§ TASK BRIEF: Find the lines holding the string "лесного" in the data, then copy all of them.

* START INPUT DATA *

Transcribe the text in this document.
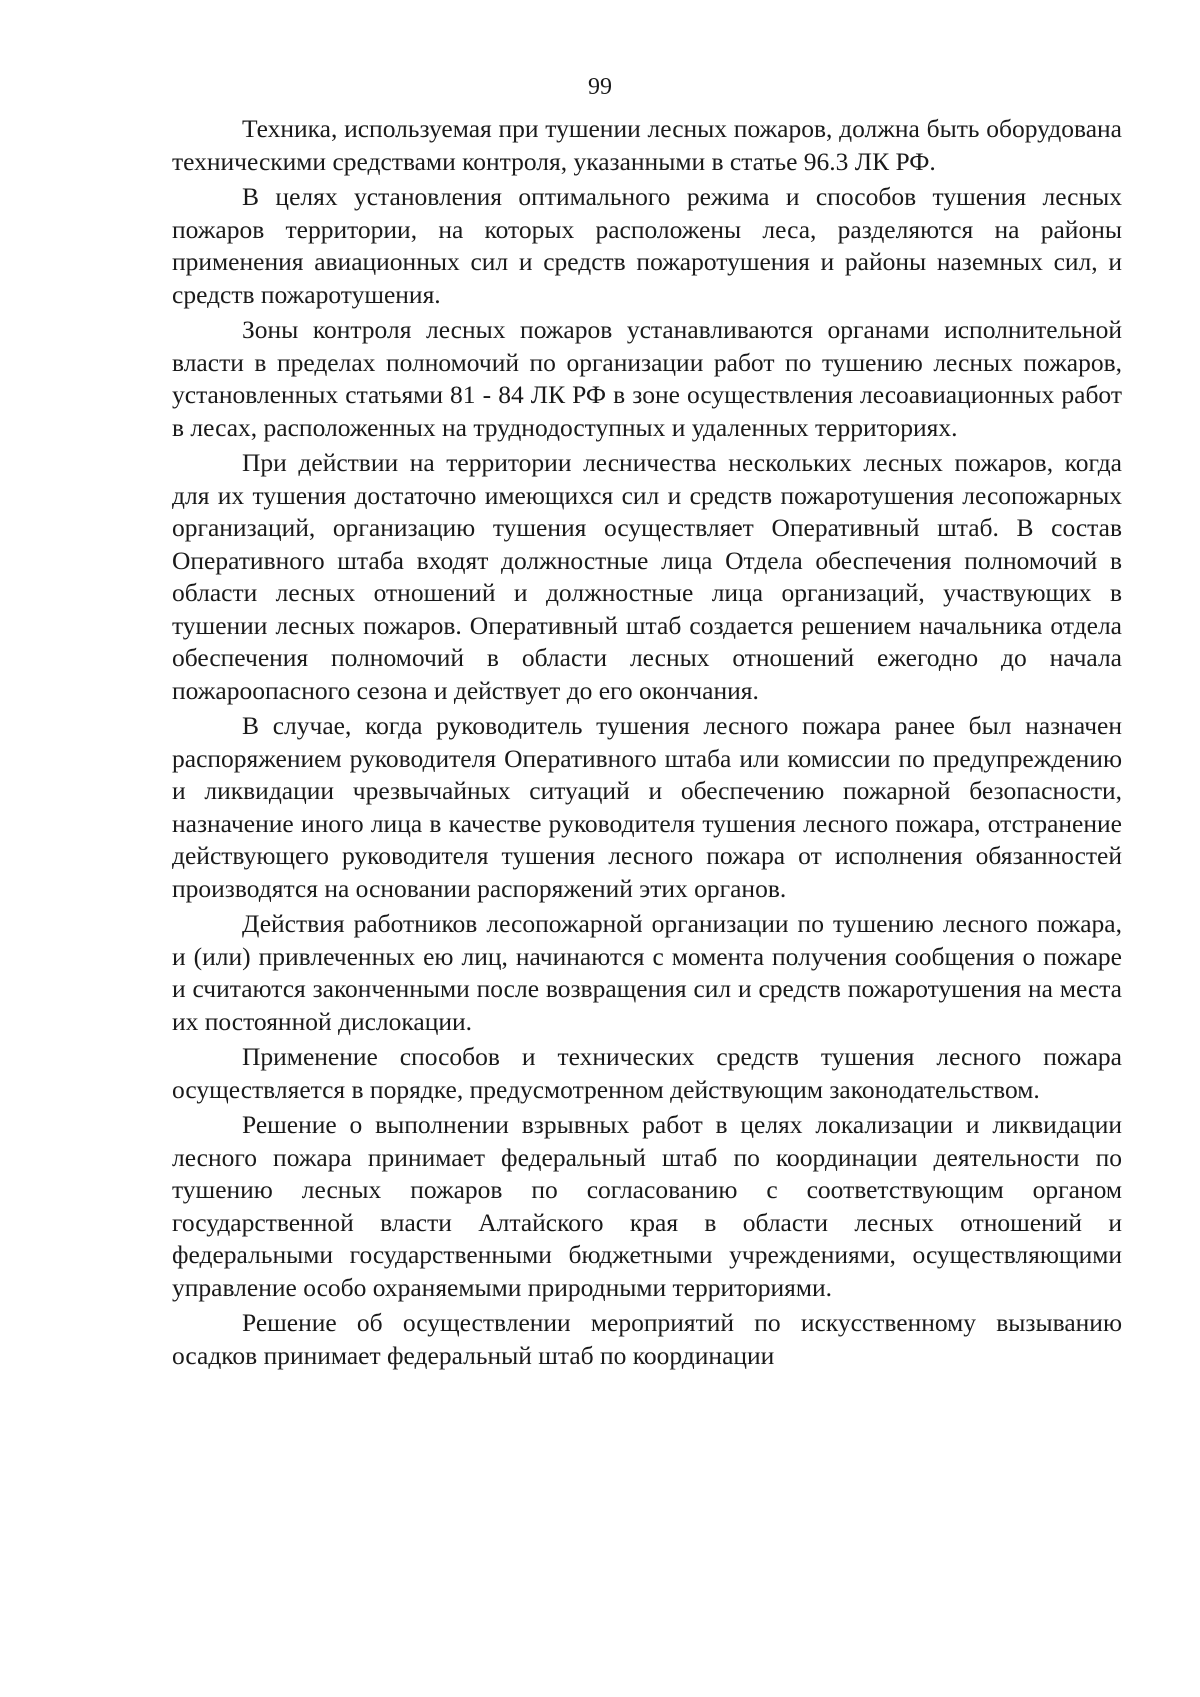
99

Техника, используемая при тушении лесных пожаров, должна быть оборудована техническими средствами контроля, указанными в статье 96.3 ЛК РФ.

В целях установления оптимального режима и способов тушения лесных пожаров территории, на которых расположены леса, разделяются на районы применения авиационных сил и средств пожаротушения и районы наземных сил, и средств пожаротушения.

Зоны контроля лесных пожаров устанавливаются органами исполнительной власти в пределах полномочий по организации работ по тушению лесных пожаров, установленных статьями 81 - 84 ЛК РФ в зоне осуществления лесоавиационных работ в лесах, расположенных на труднодоступных и удаленных территориях.

При действии на территории лесничества нескольких лесных пожаров, когда для их тушения достаточно имеющихся сил и средств пожаротушения лесопожарных организаций, организацию тушения осуществляет Оперативный штаб. В состав Оперативного штаба входят должностные лица Отдела обеспечения полномочий в области лесных отношений и должностные лица организаций, участвующих в тушении лесных пожаров. Оперативный штаб создается решением начальника отдела обеспечения полномочий в области лесных отношений ежегодно до начала пожароопасного сезона и действует до его окончания.

В случае, когда руководитель тушения лесного пожара ранее был назначен распоряжением руководителя Оперативного штаба или комиссии по предупреждению и ликвидации чрезвычайных ситуаций и обеспечению пожарной безопасности, назначение иного лица в качестве руководителя тушения лесного пожара, отстранение действующего руководителя тушения лесного пожара от исполнения обязанностей производятся на основании распоряжений этих органов.

Действия работников лесопожарной организации по тушению лесного пожара, и (или) привлеченных ею лиц, начинаются с момента получения сообщения о пожаре и считаются законченными после возвращения сил и средств пожаротушения на места их постоянной дислокации.

Применение способов и технических средств тушения лесного пожара осуществляется в порядке, предусмотренном действующим законодательством.

Решение о выполнении взрывных работ в целях локализации и ликвидации лесного пожара принимает федеральный штаб по координации деятельности по тушению лесных пожаров по согласованию с соответствующим органом государственной власти Алтайского края в области лесных отношений и федеральными государственными бюджетными учреждениями, осуществляющими управление особо охраняемыми природными территориями.

Решение об осуществлении мероприятий по искусственному вызыванию осадков принимает федеральный штаб по координации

* END INPUT DATA *

§ REPLY TO THE TASK:
В случае, когда руководитель тушения лесного пожара ранее был назначен распоряжением руководителя Оперативного штаба или комиссии по предупреждению и ликвидации чрезвычайных ситуаций и обеспечению пожарной безопасности, назначение иного лица в качестве руководителя тушения лесного пожара, отстранение действующего руководителя тушения лесного пожара от исполнения обязанностей производятся на основании распоряжений этих органов.
Действия работников лесопожарной организации по тушению лесного пожара, и (или) привлеченных ею лиц, начинаются с момента получения сообщения о пожаре и считаются законченными после возвращения сил и средств пожаротушения на места их постоянной дислокации.
Применение способов и технических средств тушения лесного пожара осуществляется в порядке, предусмотренном действующим законодательством.
Решение о выполнении взрывных работ в целях локализации и ликвидации лесного пожара принимает федеральный штаб по координации деятельности по тушению лесных пожаров по согласованию с соответствующим органом государственной власти Алтайского края в области лесных отношений и федеральными государственными бюджетными учреждениями, осуществляющими управление особо охраняемыми природными территориями.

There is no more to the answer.